== EXERCISE INSTRUCTIONS ==
Only the number is wanted: how many lines in the data contain "structured"?

━━━━━━━━

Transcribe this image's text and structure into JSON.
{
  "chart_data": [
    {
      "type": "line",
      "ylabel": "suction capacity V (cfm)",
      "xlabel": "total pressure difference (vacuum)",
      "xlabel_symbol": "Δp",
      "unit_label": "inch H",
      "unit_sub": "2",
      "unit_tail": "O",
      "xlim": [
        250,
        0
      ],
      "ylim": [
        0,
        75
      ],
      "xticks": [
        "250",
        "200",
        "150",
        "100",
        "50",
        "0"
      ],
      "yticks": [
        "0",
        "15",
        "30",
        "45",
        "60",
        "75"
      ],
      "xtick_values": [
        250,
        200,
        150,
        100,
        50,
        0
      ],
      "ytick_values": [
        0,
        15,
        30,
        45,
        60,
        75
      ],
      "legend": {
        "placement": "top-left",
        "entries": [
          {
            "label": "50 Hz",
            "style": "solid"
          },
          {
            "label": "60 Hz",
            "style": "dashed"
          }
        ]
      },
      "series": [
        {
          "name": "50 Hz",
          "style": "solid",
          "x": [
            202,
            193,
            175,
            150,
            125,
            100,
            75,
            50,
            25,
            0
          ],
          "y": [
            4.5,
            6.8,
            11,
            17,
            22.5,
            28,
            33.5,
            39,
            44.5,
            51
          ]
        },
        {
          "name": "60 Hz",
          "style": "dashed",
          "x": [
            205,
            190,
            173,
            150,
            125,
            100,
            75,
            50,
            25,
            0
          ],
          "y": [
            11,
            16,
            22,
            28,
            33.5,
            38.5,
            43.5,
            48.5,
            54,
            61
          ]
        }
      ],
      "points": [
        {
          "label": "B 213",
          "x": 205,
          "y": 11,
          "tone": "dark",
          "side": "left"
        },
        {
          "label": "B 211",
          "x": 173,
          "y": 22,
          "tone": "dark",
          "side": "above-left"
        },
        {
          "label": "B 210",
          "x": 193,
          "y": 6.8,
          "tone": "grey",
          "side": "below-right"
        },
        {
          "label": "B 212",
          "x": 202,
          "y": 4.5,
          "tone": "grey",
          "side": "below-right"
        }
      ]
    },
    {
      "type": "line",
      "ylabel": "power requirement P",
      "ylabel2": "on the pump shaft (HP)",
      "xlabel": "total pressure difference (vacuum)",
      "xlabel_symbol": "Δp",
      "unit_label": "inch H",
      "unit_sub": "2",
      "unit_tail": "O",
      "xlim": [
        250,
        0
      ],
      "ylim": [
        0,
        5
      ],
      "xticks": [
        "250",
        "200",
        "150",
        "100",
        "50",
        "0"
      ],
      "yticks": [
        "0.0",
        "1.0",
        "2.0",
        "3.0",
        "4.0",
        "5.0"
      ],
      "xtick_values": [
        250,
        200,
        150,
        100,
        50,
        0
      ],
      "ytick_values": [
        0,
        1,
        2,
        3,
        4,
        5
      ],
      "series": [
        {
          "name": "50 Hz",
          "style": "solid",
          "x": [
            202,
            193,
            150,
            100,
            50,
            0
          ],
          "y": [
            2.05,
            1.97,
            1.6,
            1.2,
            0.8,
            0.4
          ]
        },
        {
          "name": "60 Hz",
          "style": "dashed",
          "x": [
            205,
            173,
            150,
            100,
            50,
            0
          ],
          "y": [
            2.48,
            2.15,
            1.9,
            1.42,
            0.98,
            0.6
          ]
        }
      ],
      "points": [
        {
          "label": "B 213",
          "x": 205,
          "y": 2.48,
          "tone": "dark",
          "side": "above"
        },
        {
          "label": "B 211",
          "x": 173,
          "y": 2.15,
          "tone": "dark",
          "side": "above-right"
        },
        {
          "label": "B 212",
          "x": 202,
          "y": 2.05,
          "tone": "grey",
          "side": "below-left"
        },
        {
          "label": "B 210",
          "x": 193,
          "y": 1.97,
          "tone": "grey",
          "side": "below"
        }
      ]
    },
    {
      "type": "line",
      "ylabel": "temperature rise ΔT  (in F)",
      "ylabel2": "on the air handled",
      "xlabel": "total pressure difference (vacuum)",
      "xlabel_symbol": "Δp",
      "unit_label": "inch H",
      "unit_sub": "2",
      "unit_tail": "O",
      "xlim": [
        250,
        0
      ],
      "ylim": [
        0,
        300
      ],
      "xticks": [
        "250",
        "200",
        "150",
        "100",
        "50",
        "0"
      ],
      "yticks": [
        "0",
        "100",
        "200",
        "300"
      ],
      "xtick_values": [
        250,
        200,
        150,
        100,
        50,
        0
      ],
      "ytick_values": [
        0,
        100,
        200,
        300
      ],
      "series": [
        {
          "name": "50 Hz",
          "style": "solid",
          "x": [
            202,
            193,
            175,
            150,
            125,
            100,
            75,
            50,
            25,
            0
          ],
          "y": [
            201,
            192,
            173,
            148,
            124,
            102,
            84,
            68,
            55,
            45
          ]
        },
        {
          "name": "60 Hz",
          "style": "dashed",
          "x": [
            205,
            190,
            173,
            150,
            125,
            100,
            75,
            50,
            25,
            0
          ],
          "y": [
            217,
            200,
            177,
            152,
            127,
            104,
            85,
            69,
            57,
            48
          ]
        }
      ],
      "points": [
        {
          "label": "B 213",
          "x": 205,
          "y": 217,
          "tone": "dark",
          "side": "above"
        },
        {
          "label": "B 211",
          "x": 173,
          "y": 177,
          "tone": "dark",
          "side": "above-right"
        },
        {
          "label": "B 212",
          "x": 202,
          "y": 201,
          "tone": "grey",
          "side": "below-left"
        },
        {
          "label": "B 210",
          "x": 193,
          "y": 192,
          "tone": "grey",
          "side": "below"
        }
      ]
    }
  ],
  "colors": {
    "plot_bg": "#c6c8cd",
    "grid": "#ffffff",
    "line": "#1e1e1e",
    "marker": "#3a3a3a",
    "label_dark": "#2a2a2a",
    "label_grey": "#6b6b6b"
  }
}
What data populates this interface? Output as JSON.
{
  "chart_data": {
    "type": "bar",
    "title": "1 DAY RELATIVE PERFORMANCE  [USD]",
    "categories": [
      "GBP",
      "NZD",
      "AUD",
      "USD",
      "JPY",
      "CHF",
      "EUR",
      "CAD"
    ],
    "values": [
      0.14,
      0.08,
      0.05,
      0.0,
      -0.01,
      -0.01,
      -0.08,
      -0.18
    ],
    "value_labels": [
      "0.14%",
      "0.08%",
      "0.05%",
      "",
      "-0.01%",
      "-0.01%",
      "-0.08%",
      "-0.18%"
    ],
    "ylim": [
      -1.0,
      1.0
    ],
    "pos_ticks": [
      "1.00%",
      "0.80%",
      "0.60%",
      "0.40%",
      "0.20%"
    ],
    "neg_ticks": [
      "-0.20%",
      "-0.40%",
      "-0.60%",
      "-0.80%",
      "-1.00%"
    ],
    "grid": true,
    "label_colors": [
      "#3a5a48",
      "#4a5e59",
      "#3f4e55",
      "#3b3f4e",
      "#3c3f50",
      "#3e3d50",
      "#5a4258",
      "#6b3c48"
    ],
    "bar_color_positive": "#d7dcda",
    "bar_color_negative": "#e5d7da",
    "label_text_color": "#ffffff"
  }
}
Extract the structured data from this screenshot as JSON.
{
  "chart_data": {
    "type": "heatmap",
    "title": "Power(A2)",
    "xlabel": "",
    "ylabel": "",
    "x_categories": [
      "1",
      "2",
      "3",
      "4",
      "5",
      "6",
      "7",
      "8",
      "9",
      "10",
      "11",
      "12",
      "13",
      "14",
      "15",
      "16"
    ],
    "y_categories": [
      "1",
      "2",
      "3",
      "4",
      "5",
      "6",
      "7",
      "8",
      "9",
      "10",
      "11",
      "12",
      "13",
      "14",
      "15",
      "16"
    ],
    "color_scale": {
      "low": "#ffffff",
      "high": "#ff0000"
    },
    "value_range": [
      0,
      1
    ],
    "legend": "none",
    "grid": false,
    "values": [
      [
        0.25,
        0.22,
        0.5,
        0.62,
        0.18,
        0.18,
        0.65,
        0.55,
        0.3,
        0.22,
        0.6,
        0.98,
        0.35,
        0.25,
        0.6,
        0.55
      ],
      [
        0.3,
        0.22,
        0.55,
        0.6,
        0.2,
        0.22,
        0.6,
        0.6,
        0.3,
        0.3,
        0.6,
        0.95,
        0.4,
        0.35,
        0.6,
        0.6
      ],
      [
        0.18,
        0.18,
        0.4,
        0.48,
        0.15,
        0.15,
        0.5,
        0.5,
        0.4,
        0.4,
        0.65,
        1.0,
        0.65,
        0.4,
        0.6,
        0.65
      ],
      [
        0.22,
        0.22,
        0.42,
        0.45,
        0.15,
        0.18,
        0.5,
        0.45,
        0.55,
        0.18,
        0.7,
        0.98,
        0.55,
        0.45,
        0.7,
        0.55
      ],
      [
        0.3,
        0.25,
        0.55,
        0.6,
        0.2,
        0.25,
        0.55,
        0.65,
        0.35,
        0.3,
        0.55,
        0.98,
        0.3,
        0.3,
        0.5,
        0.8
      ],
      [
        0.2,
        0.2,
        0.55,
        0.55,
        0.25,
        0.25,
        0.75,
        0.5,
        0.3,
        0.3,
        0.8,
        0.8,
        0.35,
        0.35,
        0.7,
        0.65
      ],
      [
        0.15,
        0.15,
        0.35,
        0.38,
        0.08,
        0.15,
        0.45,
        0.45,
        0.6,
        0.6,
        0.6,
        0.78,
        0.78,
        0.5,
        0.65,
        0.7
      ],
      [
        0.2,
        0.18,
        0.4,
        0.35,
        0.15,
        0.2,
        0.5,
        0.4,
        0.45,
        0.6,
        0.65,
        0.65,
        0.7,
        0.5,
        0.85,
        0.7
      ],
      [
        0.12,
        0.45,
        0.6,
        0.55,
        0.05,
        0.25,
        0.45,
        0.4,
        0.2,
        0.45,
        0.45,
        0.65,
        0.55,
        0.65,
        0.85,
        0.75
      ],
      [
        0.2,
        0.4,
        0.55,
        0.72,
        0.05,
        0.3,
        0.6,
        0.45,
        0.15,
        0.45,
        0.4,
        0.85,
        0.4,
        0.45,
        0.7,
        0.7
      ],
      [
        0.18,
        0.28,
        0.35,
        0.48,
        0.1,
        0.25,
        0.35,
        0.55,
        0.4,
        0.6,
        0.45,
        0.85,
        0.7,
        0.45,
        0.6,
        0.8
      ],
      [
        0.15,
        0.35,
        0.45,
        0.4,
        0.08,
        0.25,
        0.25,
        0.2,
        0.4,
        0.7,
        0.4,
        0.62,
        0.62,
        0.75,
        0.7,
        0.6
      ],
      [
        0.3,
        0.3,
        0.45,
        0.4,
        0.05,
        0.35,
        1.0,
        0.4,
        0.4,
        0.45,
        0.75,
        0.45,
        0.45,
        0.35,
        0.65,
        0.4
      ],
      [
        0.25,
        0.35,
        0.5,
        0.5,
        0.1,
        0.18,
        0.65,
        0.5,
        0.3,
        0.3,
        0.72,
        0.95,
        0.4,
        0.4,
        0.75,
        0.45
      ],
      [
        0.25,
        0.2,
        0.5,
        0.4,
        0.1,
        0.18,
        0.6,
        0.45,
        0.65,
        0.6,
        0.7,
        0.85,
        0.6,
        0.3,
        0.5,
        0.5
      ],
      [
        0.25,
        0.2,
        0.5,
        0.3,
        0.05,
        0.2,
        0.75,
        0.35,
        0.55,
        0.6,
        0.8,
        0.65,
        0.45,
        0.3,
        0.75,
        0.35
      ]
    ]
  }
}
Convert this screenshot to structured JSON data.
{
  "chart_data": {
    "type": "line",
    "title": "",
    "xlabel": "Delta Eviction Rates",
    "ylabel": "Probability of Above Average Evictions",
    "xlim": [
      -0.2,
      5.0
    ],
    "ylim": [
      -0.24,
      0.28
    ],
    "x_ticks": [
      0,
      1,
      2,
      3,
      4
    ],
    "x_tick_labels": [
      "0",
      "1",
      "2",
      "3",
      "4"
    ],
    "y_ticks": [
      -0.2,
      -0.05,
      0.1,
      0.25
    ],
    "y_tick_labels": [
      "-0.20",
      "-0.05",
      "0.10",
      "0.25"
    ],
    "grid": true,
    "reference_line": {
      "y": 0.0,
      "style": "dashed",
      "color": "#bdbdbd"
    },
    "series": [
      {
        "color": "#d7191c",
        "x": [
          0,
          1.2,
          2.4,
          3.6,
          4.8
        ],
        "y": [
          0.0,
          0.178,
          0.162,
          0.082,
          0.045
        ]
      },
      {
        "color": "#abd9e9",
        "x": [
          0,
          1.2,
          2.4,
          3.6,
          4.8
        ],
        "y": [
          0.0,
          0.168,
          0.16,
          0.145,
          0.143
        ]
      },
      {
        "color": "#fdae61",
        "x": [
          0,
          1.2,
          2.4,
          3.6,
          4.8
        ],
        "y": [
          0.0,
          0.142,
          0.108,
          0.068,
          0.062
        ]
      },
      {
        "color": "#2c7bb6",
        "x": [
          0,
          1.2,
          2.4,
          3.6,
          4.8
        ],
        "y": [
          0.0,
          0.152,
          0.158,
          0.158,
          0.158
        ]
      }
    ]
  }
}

━━━━━━━━

== RESPONSE FOR THIS EXERCISE ==
2